## What is asked
[1] According to the thread on finding the lowest intersection of lines, for what value of N is the poster's brute-force solution too slow?
[2] Decide whether each statement agrees with the thread on finding the lowest intersection of lines. Answer yes or no for each, and quote the words of the thread that settle it.
(a) The poster's code skips pairs of lines that have the same slope.
(b) The reply models the problem as a minimization LP.
(c) In the reply's simplex tableau, the constraints use the >= operator.
[3] Continue the thread on finding the lowest intersection of lines, picking up right after its final sentence.

##### Page extract

Given N lines on a Cartesian plane. How to find the bottommost intersection of lines efficiently?

I have N distinct lines on a cartesian plane. Since slope-intercept form of a line is, y = mx + c, slope and y-intercept of these lines are given. I have to find the y coordinate of the bottommost intersection of any two lines.
I have implemented a O(N^2) solution in C++ which is the brute-force approach and is too slow for N = 10^5. Here is my code:
int main() {
int n;
cin >> n;
vector<pair<int, int>> lines(n);
for (int i = 0; i < n; ++i) {
int slope, y_intercept;
cin >> slope >> y_intercept;
lines[i].first = slope;
lines[i].second = y_intercept;
}
double min_y = 1e9;
for (int i = 0; i < n; ++i) {
for (int j = i + 1; j < n; ++j) {
if (lines[i].first ==
lines[j].first) // since lines are distinct, two lines with same slope will never intersect
continue;
double x = (double) (lines[j].second - lines[i].second) / (lines[i].first - lines[j].first); //x-coordinate of intersection point
double y = lines[i].first * x + lines[i].second; //y-coordinate of intersection point
min_y = min(y, min_y);
}
}
cout << min_y << endl;
}
How to solve this efficiently?
In case you are considering solving this by means of Linear Programming (LP), it could be done efficiently, since the solution which minimizes or maximizes the objective function always lies in the intersection of the constraint equations. I will show you how to model this problem as a maximization LP. Suppose you have N=2 first degree equations to consider:
y = 2x + 3
y = -4x + 7
then you will set up your simplex tableau like this:
x0 x1 x2 x3 b
-2 1 1 0 3
4 1 0 1 7
where row x0 represents the negation of the coefficient of "x" in the original first degree functions, x1 represents the coefficient of "y" which is generally +1, x2 and x3 represent the identity matrix of dimensions N by N (they are the slack variables), and b represents the value of the idepent term. In this case, the constraints are subject to <= operator.

##########
##### Data supplied

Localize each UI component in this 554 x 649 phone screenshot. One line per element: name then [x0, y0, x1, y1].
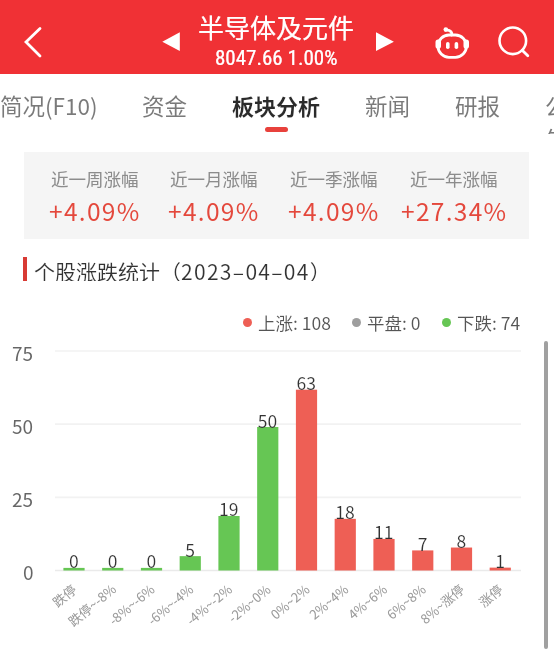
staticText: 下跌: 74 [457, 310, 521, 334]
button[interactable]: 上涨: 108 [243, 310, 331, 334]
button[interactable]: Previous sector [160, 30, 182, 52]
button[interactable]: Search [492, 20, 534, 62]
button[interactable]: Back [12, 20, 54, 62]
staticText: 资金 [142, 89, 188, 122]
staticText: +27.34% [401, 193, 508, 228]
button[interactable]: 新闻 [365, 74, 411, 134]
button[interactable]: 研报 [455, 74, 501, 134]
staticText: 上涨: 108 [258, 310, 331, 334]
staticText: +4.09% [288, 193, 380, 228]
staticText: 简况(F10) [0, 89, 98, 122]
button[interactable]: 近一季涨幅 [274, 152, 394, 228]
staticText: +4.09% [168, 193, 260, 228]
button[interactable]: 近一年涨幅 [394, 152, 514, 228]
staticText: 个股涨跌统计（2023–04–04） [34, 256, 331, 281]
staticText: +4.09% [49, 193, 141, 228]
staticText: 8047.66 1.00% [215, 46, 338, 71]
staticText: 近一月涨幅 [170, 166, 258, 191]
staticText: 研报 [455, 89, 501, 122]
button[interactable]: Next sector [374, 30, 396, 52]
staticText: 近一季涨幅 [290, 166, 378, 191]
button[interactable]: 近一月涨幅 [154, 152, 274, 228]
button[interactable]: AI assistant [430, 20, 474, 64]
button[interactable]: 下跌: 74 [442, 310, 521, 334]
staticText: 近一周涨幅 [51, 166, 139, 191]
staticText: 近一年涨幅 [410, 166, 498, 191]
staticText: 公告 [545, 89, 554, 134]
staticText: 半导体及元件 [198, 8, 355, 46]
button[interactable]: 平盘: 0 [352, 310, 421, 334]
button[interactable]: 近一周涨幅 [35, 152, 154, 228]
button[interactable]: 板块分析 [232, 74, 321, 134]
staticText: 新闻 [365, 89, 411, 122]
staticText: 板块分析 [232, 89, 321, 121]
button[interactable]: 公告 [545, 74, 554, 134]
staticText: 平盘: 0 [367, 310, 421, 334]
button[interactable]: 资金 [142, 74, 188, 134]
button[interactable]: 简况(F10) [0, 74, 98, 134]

##########
##### Data supplied

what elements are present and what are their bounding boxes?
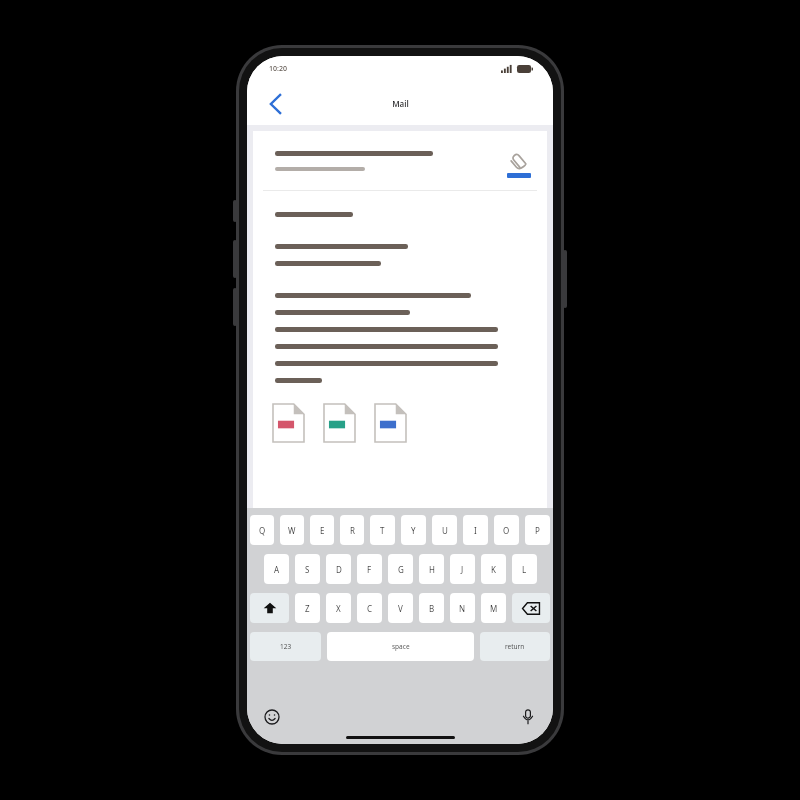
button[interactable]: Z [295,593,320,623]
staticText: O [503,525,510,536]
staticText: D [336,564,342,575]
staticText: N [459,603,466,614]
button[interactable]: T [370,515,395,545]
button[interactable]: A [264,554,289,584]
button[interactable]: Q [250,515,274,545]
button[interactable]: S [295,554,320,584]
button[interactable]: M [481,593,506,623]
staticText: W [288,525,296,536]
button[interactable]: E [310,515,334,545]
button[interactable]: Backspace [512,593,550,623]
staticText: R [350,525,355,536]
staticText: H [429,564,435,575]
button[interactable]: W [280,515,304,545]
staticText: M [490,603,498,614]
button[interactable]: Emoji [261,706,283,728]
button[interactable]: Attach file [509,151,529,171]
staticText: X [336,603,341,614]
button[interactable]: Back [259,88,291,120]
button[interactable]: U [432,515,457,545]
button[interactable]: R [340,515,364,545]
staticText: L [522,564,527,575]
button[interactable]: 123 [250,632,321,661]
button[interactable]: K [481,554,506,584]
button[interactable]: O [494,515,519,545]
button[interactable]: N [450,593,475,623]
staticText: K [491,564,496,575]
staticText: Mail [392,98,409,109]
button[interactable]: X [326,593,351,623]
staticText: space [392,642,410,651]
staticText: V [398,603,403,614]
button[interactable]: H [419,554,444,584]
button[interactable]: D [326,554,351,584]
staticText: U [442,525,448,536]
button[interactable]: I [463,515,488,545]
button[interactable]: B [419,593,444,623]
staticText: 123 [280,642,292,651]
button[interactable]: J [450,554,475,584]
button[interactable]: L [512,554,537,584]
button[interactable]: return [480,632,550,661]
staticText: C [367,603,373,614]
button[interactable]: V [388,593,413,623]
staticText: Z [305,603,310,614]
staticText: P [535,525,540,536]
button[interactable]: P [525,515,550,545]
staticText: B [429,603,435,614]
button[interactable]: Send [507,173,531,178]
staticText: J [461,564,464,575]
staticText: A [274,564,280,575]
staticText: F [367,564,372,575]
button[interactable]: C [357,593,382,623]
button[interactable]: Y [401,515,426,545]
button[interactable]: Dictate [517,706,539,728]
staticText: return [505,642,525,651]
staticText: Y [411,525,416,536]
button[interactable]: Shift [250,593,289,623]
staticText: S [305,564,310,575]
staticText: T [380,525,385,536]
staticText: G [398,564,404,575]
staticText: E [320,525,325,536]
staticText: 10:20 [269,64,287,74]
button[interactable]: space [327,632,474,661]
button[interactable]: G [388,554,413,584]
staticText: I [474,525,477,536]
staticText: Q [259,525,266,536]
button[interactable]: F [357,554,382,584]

##########

## Responses for each task
[1] N = 10^5

[2]
(a) Yes: "since lines are distinct, two lines with same slope will never intersect"
(b) No: "I will show you how to model this problem as a maximization LP."
(c) No: "the constraints are subject to <= operator."

[3]
Now, the objective function should be:
x0 x1 x2 x3
1 1 0 0
To solve this LP, you may use the "simplex" algorithm which is generally efficient.
Furthermore, the result will be an array representing the assigned values to each variable. In this scenario the solution is:
x0 x1 x2 x3
0.6666666667 4.3333333333 0.0 0.0
The pair (x0, x1) represents the point which you are looking for, where x0 is its x-coordinate and x1 is it's y-coordinate. There are other different results that you could get, for an example, there could exist no solution, you may find out more at plenty of books such as "Linear Programming and Extensions" by George Dantzig.
Keep in mind that the simplex algorithm only works for positive values of X0, x1, ..., xn. This means that before applying the simplex, you must make sure the optimum point which you are looking for is not outside of the feasible region.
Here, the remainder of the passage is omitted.